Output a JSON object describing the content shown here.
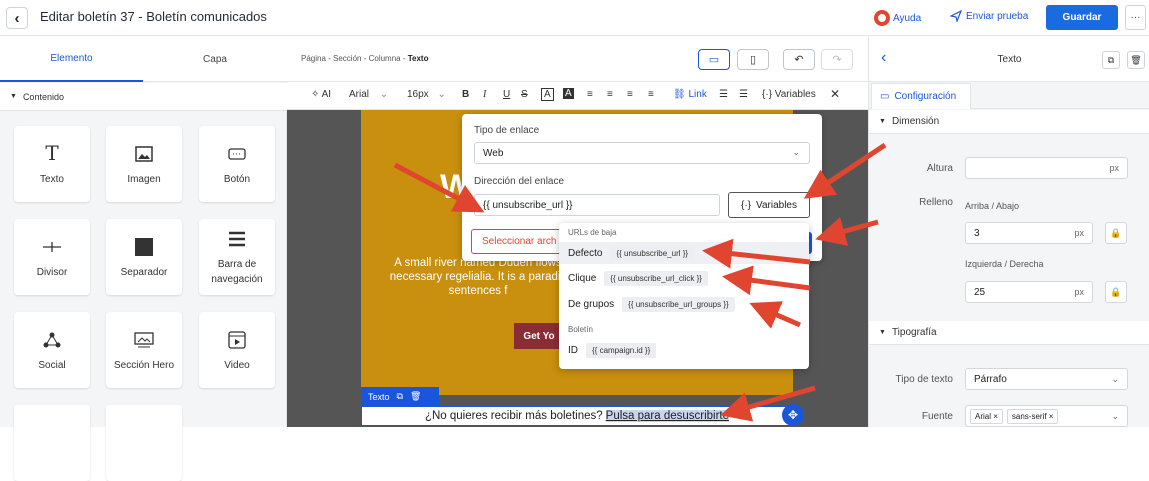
{
  "header": {
    "title": "Editar boletín 37 - Boletín comunicados",
    "help_label": "Ayuda",
    "send_test_label": "Enviar prueba",
    "save_label": "Guardar",
    "more_label": "···"
  },
  "left_panel": {
    "tabs": [
      {
        "label": "Elemento"
      },
      {
        "label": "Capa"
      }
    ],
    "section_title": "Contenido",
    "tiles": [
      {
        "label": "Texto",
        "icon": "T"
      },
      {
        "label": "Imagen",
        "icon": "image-icon"
      },
      {
        "label": "Botón",
        "icon": "button-icon"
      },
      {
        "label": "Divisor",
        "icon": "divider-icon"
      },
      {
        "label": "Separador",
        "icon": "square-icon"
      },
      {
        "label": "Barra de navegación",
        "icon": "menu-icon"
      },
      {
        "label": "Social",
        "icon": "share-icon"
      },
      {
        "label": "Sección Hero",
        "icon": "hero-icon"
      },
      {
        "label": "Video",
        "icon": "video-icon"
      }
    ]
  },
  "canvas": {
    "breadcrumb": {
      "path": "Página - Sección - Columna - ",
      "current": "Texto"
    },
    "toolbar": {
      "ai": "AI",
      "font": "Arial",
      "size": "16px",
      "link": "Link",
      "variables": "Variables"
    },
    "email": {
      "big_text": "W",
      "body": "A small river named Duden flows necessary regelialia. It is a paradis sentences f",
      "button": "Get Yo",
      "footer_text": "¿No quieres recibir más boletines?",
      "footer_link": "Pulsa para desuscribirte",
      "badge": "Texto"
    }
  },
  "link_popup": {
    "type_label": "Tipo de enlace",
    "type_value": "Web",
    "address_label": "Dirección del enlace",
    "address_value": "{{ unsubscribe_url }}",
    "variables_label": "Variables",
    "select_file_label": "Seleccionar arch"
  },
  "variables_dropdown": {
    "groups": [
      {
        "title": "URLs de baja",
        "items": [
          {
            "label": "Defecto",
            "value": "{{ unsubscribe_url }}"
          },
          {
            "label": "Clique",
            "value": "{{ unsubscribe_url_click }}"
          },
          {
            "label": "De grupos",
            "value": "{{ unsubscribe_url_groups }}"
          }
        ]
      },
      {
        "title": "Boletín",
        "items": [
          {
            "label": "ID",
            "value": "{{ campaign.id }}"
          }
        ]
      }
    ]
  },
  "right_panel": {
    "title": "Texto",
    "tab": "Configuración",
    "dimension_section": "Dimensión",
    "height_label": "Altura",
    "height_unit": "px",
    "padding_label": "Relleno",
    "top_bottom_label": "Arriba / Abajo",
    "top_bottom_value": "3",
    "left_right_label": "Izquierda / Derecha",
    "left_right_value": "25",
    "unit": "px",
    "typography_section": "Tipografía",
    "text_type_label": "Tipo de texto",
    "text_type_value": "Párrafo",
    "font_label": "Fuente",
    "font_chips": [
      "Arial ×",
      "sans-serif ×"
    ]
  },
  "colors": {
    "accent": "#1a56db",
    "arrow": "#e0452f",
    "email_bg": "#c8900e"
  }
}
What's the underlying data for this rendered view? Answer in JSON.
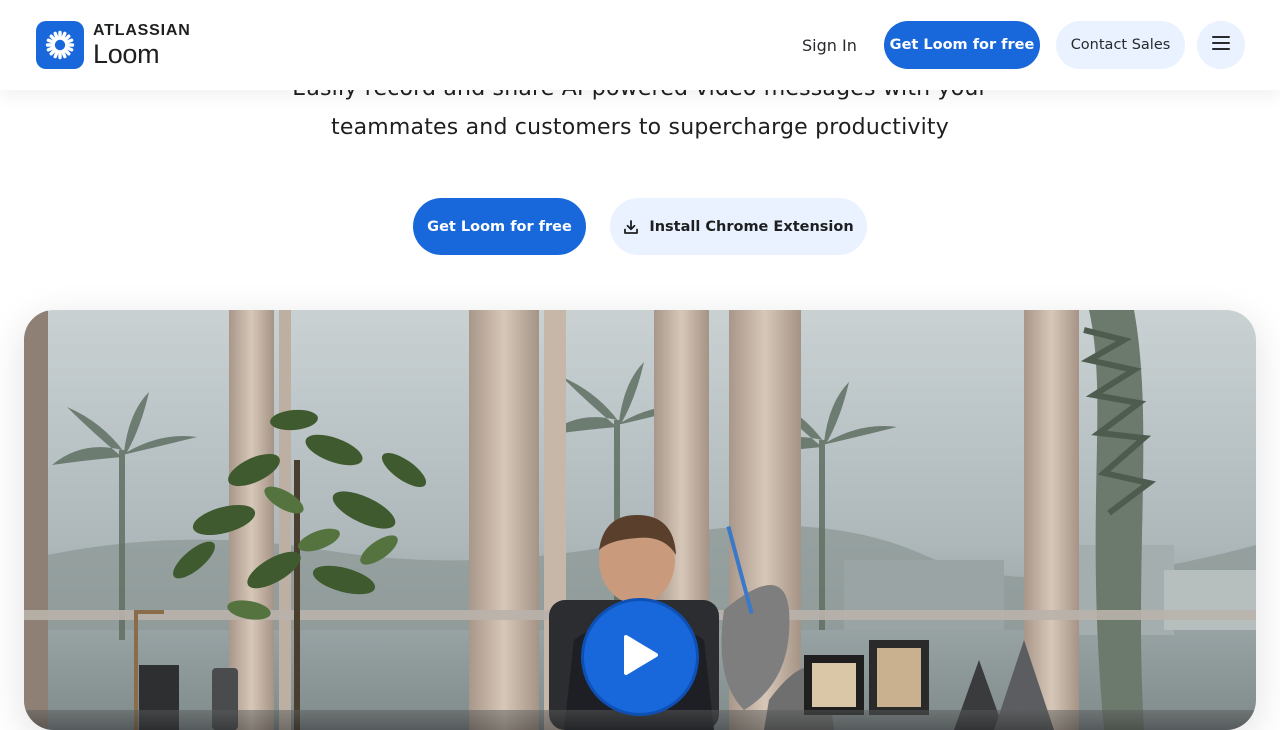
{
  "header": {
    "logo": {
      "brand": "ATLASSIAN",
      "product": "Loom",
      "icon": "loom-asterisk-icon"
    },
    "nav": {
      "sign_in": "Sign In",
      "get_loom": "Get Loom for free",
      "contact_sales": "Contact Sales",
      "menu_icon": "hamburger-menu-icon"
    }
  },
  "hero": {
    "subtitle_line1": "Easily record and share AI-powered video messages with your",
    "subtitle_line2": "teammates and customers to supercharge productivity",
    "cta_primary": "Get Loom for free",
    "cta_secondary": "Install Chrome Extension",
    "cta_secondary_icon": "download-icon"
  },
  "video": {
    "play_icon": "play-icon"
  },
  "colors": {
    "brand_blue": "#1868db",
    "light_blue": "#e9f2fe",
    "text_dark": "#1e1f21"
  }
}
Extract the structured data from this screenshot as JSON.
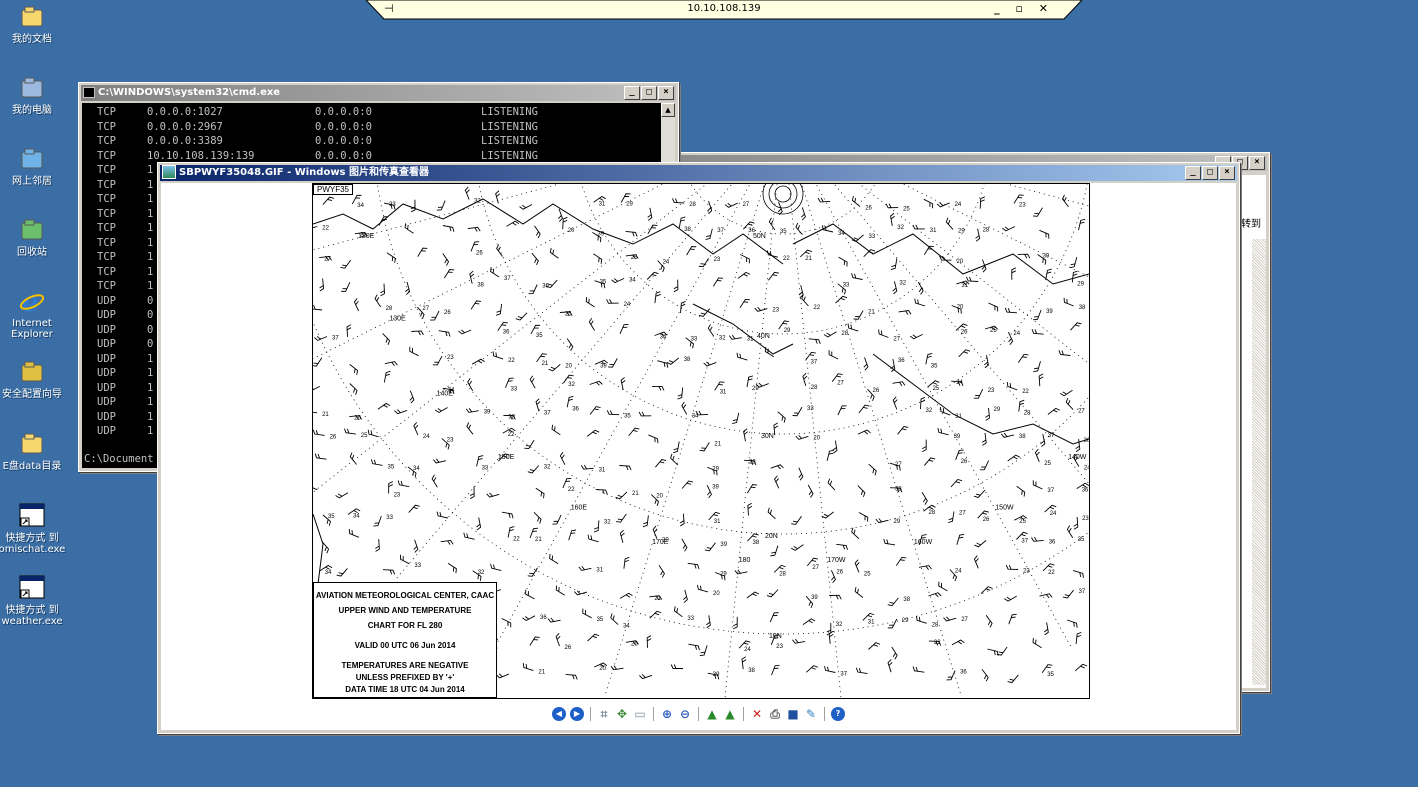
{
  "rdp_bar": {
    "title": "10.10.108.139",
    "pin": "⊣",
    "controls": "_ ▫ ✕"
  },
  "desktop": {
    "icons": [
      {
        "label": "我的文档",
        "icon": "my-documents-icon"
      },
      {
        "label": "我的电脑",
        "icon": "my-computer-icon"
      },
      {
        "label": "网上邻居",
        "icon": "network-places-icon"
      },
      {
        "label": "回收站",
        "icon": "recycle-bin-icon"
      },
      {
        "label": "Internet Explorer",
        "icon": "internet-explorer-icon"
      },
      {
        "label": "安全配置向导",
        "icon": "security-wizard-icon"
      },
      {
        "label": "E盘data目录",
        "icon": "folder-icon"
      },
      {
        "label": "快捷方式 到 omischat.exe",
        "icon": "shortcut-icon"
      },
      {
        "label": "快捷方式 到 weather.exe",
        "icon": "shortcut-icon"
      }
    ]
  },
  "cmd": {
    "title": "C:\\WINDOWS\\system32\\cmd.exe",
    "rows": [
      [
        "TCP",
        "0.0.0.0:1027",
        "0.0.0.0:0",
        "LISTENING"
      ],
      [
        "TCP",
        "0.0.0.0:2967",
        "0.0.0.0:0",
        "LISTENING"
      ],
      [
        "TCP",
        "0.0.0.0:3389",
        "0.0.0.0:0",
        "LISTENING"
      ],
      [
        "TCP",
        "10.10.108.139:139",
        "0.0.0.0:0",
        "LISTENING"
      ],
      [
        "TCP",
        "1",
        "",
        ""
      ],
      [
        "TCP",
        "1",
        "",
        ""
      ],
      [
        "TCP",
        "1",
        "",
        ""
      ],
      [
        "TCP",
        "1",
        "",
        ""
      ],
      [
        "TCP",
        "1",
        "",
        ""
      ],
      [
        "TCP",
        "1",
        "",
        ""
      ],
      [
        "TCP",
        "1",
        "",
        ""
      ],
      [
        "TCP",
        "1",
        "",
        ""
      ],
      [
        "TCP",
        "1",
        "",
        ""
      ],
      [
        "UDP",
        "0",
        "",
        ""
      ],
      [
        "UDP",
        "0",
        "",
        ""
      ],
      [
        "UDP",
        "0",
        "",
        ""
      ],
      [
        "UDP",
        "0",
        "",
        ""
      ],
      [
        "UDP",
        "1",
        "",
        ""
      ],
      [
        "UDP",
        "1",
        "",
        ""
      ],
      [
        "UDP",
        "1",
        "",
        ""
      ],
      [
        "UDP",
        "1",
        "",
        ""
      ],
      [
        "UDP",
        "1",
        "",
        ""
      ],
      [
        "UDP",
        "1",
        "",
        ""
      ]
    ],
    "prompt": "C:\\Document"
  },
  "explorer": {
    "go_label": "转到"
  },
  "viewer": {
    "title": "SBPWYF35048.GIF - Windows 图片和传真查看器",
    "chart": {
      "tag": "PWYF35",
      "legend": [
        "AVIATION METEOROLOGICAL CENTER, CAAC",
        "UPPER WIND AND TEMPERATURE",
        "CHART FOR FL 280",
        "VALID 00 UTC 06 Jun 2014",
        "TEMPERATURES ARE NEGATIVE",
        "UNLESS PREFIXED BY '+'",
        "DATA TIME 18 UTC 04 Jun 2014"
      ],
      "lat_labels": [
        "50N",
        "40N",
        "30N",
        "20N",
        "10N"
      ],
      "lon_labels": [
        "120E",
        "130E",
        "140E",
        "150E",
        "160E",
        "170E",
        "180",
        "170W",
        "160W",
        "150W",
        "140W",
        "130W",
        "120W",
        "110W"
      ],
      "temps": [
        "34",
        "33",
        "32",
        "31",
        "29",
        "28",
        "27",
        "26",
        "25",
        "24",
        "23",
        "22",
        "21",
        "20",
        "39",
        "38",
        "37",
        "36",
        "35"
      ]
    },
    "toolbar": [
      "previous-image-icon",
      "next-image-icon",
      "best-fit-icon",
      "actual-size-icon",
      "slideshow-icon",
      "zoom-in-icon",
      "zoom-out-icon",
      "rotate-clockwise-icon",
      "rotate-counterclockwise-icon",
      "delete-icon",
      "print-icon",
      "save-icon",
      "edit-icon",
      "help-icon"
    ]
  },
  "colors": {
    "desktop": "#3a6ea5",
    "titlebar_active": "#0a246a",
    "titlebar_inactive": "#808080"
  }
}
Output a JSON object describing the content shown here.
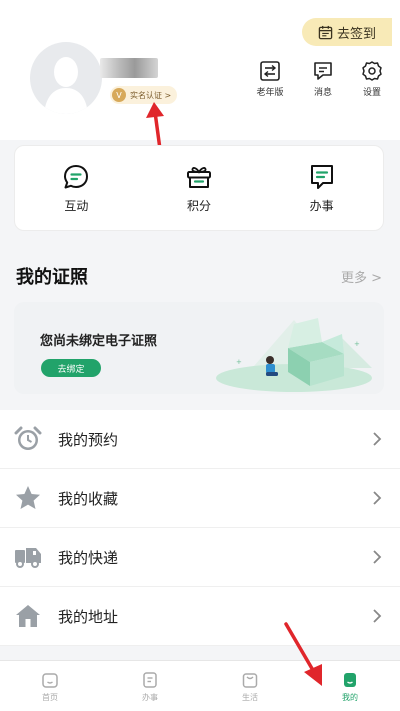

● ● ● ● ● ● ●

__WHAT IS BEING ASKED__. List the lines that contain the word "快捷方式".

__THE OUTPUT__.
        "label": "快捷方式 到 omischat.exe",
        "label": "快捷方式 到 weather.exe",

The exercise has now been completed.